Task statement:
Output all of the records exactly as written.

** begin Data listing **

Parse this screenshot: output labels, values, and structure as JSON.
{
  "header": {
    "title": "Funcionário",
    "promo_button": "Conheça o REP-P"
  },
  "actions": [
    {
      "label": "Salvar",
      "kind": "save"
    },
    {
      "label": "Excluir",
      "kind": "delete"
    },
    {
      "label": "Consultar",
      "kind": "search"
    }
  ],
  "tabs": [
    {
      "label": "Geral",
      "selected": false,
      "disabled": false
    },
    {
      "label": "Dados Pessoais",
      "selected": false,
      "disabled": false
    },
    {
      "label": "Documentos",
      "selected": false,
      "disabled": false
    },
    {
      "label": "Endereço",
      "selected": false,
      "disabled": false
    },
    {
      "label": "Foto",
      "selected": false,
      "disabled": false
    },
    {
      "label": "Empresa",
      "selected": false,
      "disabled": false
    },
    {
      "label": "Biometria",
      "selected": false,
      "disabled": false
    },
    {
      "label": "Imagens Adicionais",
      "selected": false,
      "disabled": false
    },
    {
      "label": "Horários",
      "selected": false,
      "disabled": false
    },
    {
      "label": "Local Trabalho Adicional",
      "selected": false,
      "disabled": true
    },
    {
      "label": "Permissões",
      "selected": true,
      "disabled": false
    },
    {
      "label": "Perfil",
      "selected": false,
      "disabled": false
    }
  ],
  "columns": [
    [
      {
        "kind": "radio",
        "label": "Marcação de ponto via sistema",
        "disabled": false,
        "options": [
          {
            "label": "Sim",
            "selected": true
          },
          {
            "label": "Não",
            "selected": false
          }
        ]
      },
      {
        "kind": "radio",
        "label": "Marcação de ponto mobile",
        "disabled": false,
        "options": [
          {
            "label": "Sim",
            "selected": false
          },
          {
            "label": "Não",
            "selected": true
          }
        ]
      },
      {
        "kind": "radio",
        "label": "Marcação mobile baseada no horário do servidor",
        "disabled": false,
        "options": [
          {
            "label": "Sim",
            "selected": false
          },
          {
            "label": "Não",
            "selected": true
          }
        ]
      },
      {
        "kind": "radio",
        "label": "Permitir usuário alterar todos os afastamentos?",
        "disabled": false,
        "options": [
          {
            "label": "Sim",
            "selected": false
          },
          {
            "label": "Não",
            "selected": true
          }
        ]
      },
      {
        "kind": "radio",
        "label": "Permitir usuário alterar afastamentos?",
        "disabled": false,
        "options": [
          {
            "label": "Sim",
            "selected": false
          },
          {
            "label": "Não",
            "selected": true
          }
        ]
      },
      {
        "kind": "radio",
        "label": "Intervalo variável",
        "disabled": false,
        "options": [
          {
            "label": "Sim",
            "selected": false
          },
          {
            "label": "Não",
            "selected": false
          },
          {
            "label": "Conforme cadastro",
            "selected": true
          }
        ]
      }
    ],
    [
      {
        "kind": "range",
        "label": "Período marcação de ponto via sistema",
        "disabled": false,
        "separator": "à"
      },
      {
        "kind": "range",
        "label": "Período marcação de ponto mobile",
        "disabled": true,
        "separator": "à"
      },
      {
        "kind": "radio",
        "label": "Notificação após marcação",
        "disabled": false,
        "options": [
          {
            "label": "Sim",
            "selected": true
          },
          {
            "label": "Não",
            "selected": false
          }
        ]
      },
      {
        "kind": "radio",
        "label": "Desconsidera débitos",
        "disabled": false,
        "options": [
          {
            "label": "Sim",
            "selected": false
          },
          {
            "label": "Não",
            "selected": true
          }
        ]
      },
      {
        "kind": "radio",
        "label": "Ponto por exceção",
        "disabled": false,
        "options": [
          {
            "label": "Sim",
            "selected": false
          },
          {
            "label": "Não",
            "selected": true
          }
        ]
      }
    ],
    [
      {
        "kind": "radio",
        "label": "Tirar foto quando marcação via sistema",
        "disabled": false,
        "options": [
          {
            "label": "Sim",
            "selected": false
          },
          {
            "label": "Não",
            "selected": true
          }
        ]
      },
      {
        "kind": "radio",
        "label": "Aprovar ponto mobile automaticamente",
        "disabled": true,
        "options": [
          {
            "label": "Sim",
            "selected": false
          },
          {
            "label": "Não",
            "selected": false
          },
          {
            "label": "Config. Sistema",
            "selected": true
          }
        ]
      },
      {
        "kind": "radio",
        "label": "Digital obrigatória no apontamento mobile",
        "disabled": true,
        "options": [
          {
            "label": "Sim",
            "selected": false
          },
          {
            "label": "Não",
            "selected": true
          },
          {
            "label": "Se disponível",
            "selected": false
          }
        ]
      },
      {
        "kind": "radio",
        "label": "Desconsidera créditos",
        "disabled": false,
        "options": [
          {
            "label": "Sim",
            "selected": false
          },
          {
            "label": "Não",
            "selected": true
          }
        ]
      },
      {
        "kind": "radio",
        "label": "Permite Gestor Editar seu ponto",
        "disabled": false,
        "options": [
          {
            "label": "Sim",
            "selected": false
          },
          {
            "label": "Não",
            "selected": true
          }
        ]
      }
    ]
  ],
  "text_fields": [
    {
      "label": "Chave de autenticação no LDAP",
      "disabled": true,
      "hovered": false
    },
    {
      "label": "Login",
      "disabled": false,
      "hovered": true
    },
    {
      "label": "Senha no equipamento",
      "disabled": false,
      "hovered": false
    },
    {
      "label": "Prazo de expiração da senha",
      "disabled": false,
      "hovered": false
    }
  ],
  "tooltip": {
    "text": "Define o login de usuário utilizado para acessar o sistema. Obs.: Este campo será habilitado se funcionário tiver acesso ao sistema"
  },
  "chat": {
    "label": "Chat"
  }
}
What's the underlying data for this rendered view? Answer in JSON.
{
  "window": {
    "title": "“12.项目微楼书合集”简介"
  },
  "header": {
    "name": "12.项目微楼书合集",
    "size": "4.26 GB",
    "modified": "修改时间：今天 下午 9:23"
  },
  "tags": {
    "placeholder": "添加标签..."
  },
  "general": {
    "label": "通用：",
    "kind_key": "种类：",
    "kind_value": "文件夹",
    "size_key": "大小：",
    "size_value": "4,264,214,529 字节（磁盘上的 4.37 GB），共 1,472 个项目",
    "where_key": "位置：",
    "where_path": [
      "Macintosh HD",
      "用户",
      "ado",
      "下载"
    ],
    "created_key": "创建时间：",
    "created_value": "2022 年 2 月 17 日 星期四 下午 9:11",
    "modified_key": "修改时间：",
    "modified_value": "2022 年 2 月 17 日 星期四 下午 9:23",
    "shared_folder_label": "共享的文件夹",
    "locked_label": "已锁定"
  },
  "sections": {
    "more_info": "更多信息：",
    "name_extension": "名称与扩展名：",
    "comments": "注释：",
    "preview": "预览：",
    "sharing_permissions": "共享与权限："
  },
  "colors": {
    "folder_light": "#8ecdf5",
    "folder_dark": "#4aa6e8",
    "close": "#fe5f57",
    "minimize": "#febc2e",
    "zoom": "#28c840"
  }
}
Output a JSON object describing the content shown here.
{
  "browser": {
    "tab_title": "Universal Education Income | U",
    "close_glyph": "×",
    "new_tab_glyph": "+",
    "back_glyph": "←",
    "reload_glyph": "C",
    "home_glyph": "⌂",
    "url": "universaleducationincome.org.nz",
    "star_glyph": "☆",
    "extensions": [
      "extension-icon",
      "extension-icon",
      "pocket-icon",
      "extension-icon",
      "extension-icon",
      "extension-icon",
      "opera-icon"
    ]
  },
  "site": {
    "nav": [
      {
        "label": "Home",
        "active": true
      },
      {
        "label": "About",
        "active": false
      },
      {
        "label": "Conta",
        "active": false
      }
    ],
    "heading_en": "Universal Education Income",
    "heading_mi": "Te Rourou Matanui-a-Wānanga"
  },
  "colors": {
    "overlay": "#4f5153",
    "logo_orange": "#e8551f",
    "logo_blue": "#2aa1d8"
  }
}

** end Data listing **

Solution below:
Parse this screenshot: output labels, values, and structure as JSON.
{
  "header": {
    "title": "Funcionário",
    "promo_button": "Conheça o REP-P"
  },
  "actions": [
    {
      "label": "Salvar",
      "kind": "save"
    },
    {
      "label": "Excluir",
      "kind": "delete"
    },
    {
      "label": "Consultar",
      "kind": "search"
    }
  ],
  "tabs": [
    {
      "label": "Geral",
      "selected": false,
      "disabled": false
    },
    {
      "label": "Dados Pessoais",
      "selected": false,
      "disabled": false
    },
    {
      "label": "Documentos",
      "selected": false,
      "disabled": false
    },
    {
      "label": "Endereço",
      "selected": false,
      "disabled": false
    },
    {
      "label": "Foto",
      "selected": false,
      "disabled": false
    },
    {
      "label": "Empresa",
      "selected": false,
      "disabled": false
    },
    {
      "label": "Biometria",
      "selected": false,
      "disabled": false
    },
    {
      "label": "Imagens Adicionais",
      "selected": false,
      "disabled": false
    },
    {
      "label": "Horários",
      "selected": false,
      "disabled": false
    },
    {
      "label": "Local Trabalho Adicional",
      "selected": false,
      "disabled": true
    },
    {
      "label": "Permissões",
      "selected": true,
      "disabled": false
    },
    {
      "label": "Perfil",
      "selected": false,
      "disabled": false
    }
  ],
  "columns": [
    [
      {
        "kind": "radio",
        "label": "Marcação de ponto via sistema",
        "disabled": false,
        "options": [
          {
            "label": "Sim",
            "selected": true
          },
          {
            "label": "Não",
            "selected": false
          }
        ]
      },
      {
        "kind": "radio",
        "label": "Marcação de ponto mobile",
        "disabled": false,
        "options": [
          {
            "label": "Sim",
            "selected": false
          },
          {
            "label": "Não",
            "selected": true
          }
        ]
      },
      {
        "kind": "radio",
        "label": "Marcação mobile baseada no horário do servidor",
        "disabled": false,
        "options": [
          {
            "label": "Sim",
            "selected": false
          },
          {
            "label": "Não",
            "selected": true
          }
        ]
      },
      {
        "kind": "radio",
        "label": "Permitir usuário alterar todos os afastamentos?",
        "disabled": false,
        "options": [
          {
            "label": "Sim",
            "selected": false
          },
          {
            "label": "Não",
            "selected": true
          }
        ]
      },
      {
        "kind": "radio",
        "label": "Permitir usuário alterar afastamentos?",
        "disabled": false,
        "options": [
          {
            "label": "Sim",
            "selected": false
          },
          {
            "label": "Não",
            "selected": true
          }
        ]
      },
      {
        "kind": "radio",
        "label": "Intervalo variável",
        "disabled": false,
        "options": [
          {
            "label": "Sim",
            "selected": false
          },
          {
            "label": "Não",
            "selected": false
          },
          {
            "label": "Conforme cadastro",
            "selected": true
          }
        ]
      }
    ],
    [
      {
        "kind": "range",
        "label": "Período marcação de ponto via sistema",
        "disabled": false,
        "separator": "à"
      },
      {
        "kind": "range",
        "label": "Período marcação de ponto mobile",
        "disabled": true,
        "separator": "à"
      },
      {
        "kind": "radio",
        "label": "Notificação após marcação",
        "disabled": false,
        "options": [
          {
            "label": "Sim",
            "selected": true
          },
          {
            "label": "Não",
            "selected": false
          }
        ]
      },
      {
        "kind": "radio",
        "label": "Desconsidera débitos",
        "disabled": false,
        "options": [
          {
            "label": "Sim",
            "selected": false
          },
          {
            "label": "Não",
            "selected": true
          }
        ]
      },
      {
        "kind": "radio",
        "label": "Ponto por exceção",
        "disabled": false,
        "options": [
          {
            "label": "Sim",
            "selected": false
          },
          {
            "label": "Não",
            "selected": true
          }
        ]
      }
    ],
    [
      {
        "kind": "radio",
        "label": "Tirar foto quando marcação via sistema",
        "disabled": false,
        "options": [
          {
            "label": "Sim",
            "selected": false
          },
          {
            "label": "Não",
            "selected": true
          }
        ]
      },
      {
        "kind": "radio",
        "label": "Aprovar ponto mobile automaticamente",
        "disabled": true,
        "options": [
          {
            "label": "Sim",
            "selected": false
          },
          {
            "label": "Não",
            "selected": false
          },
          {
            "label": "Config. Sistema",
            "selected": true
          }
        ]
      },
      {
        "kind": "radio",
        "label": "Digital obrigatória no apontamento mobile",
        "disabled": true,
        "options": [
          {
            "label": "Sim",
            "selected": false
          },
          {
            "label": "Não",
            "selected": true
          },
          {
            "label": "Se disponível",
            "selected": false
          }
        ]
      },
      {
        "kind": "radio",
        "label": "Desconsidera créditos",
        "disabled": false,
        "options": [
          {
            "label": "Sim",
            "selected": false
          },
          {
            "label": "Não",
            "selected": true
          }
        ]
      },
      {
        "kind": "radio",
        "label": "Permite Gestor Editar seu ponto",
        "disabled": false,
        "options": [
          {
            "label": "Sim",
            "selected": false
          },
          {
            "label": "Não",
            "selected": true
          }
        ]
      }
    ]
  ],
  "text_fields": [
    {
      "label": "Chave de autenticação no LDAP",
      "disabled": true,
      "hovered": false
    },
    {
      "label": "Login",
      "disabled": false,
      "hovered": true
    },
    {
      "label": "Senha no equipamento",
      "disabled": false,
      "hovered": false
    },
    {
      "label": "Prazo de expiração da senha",
      "disabled": false,
      "hovered": false
    }
  ],
  "tooltip": {
    "text": "Define o login de usuário utilizado para acessar o sistema. Obs.: Este campo será habilitado se funcionário tiver acesso ao sistema"
  },
  "chat": {
    "label": "Chat"
  }
}
What's the underlying data for this rendered view? Answer in JSON.
{
  "window": {
    "title": "“12.项目微楼书合集”简介"
  },
  "header": {
    "name": "12.项目微楼书合集",
    "size": "4.26 GB",
    "modified": "修改时间：今天 下午 9:23"
  },
  "tags": {
    "placeholder": "添加标签..."
  },
  "general": {
    "label": "通用：",
    "kind_key": "种类：",
    "kind_value": "文件夹",
    "size_key": "大小：",
    "size_value": "4,264,214,529 字节（磁盘上的 4.37 GB），共 1,472 个项目",
    "where_key": "位置：",
    "where_path": [
      "Macintosh HD",
      "用户",
      "ado",
      "下载"
    ],
    "created_key": "创建时间：",
    "created_value": "2022 年 2 月 17 日 星期四 下午 9:11",
    "modified_key": "修改时间：",
    "modified_value": "2022 年 2 月 17 日 星期四 下午 9:23",
    "shared_folder_label": "共享的文件夹",
    "locked_label": "已锁定"
  },
  "sections": {
    "more_info": "更多信息：",
    "name_extension": "名称与扩展名：",
    "comments": "注释：",
    "preview": "预览：",
    "sharing_permissions": "共享与权限："
  },
  "colors": {
    "folder_light": "#8ecdf5",
    "folder_dark": "#4aa6e8",
    "close": "#fe5f57",
    "minimize": "#febc2e",
    "zoom": "#28c840"
  }
}
Output a JSON object describing the content shown here.
{
  "browser": {
    "tab_title": "Universal Education Income | U",
    "close_glyph": "×",
    "new_tab_glyph": "+",
    "back_glyph": "←",
    "reload_glyph": "C",
    "home_glyph": "⌂",
    "url": "universaleducationincome.org.nz",
    "star_glyph": "☆",
    "extensions": [
      "extension-icon",
      "extension-icon",
      "pocket-icon",
      "extension-icon",
      "extension-icon",
      "extension-icon",
      "opera-icon"
    ]
  },
  "site": {
    "nav": [
      {
        "label": "Home",
        "active": true
      },
      {
        "label": "About",
        "active": false
      },
      {
        "label": "Conta",
        "active": false
      }
    ],
    "heading_en": "Universal Education Income",
    "heading_mi": "Te Rourou Matanui-a-Wānanga"
  },
  "colors": {
    "overlay": "#4f5153",
    "logo_orange": "#e8551f",
    "logo_blue": "#2aa1d8"
  }
}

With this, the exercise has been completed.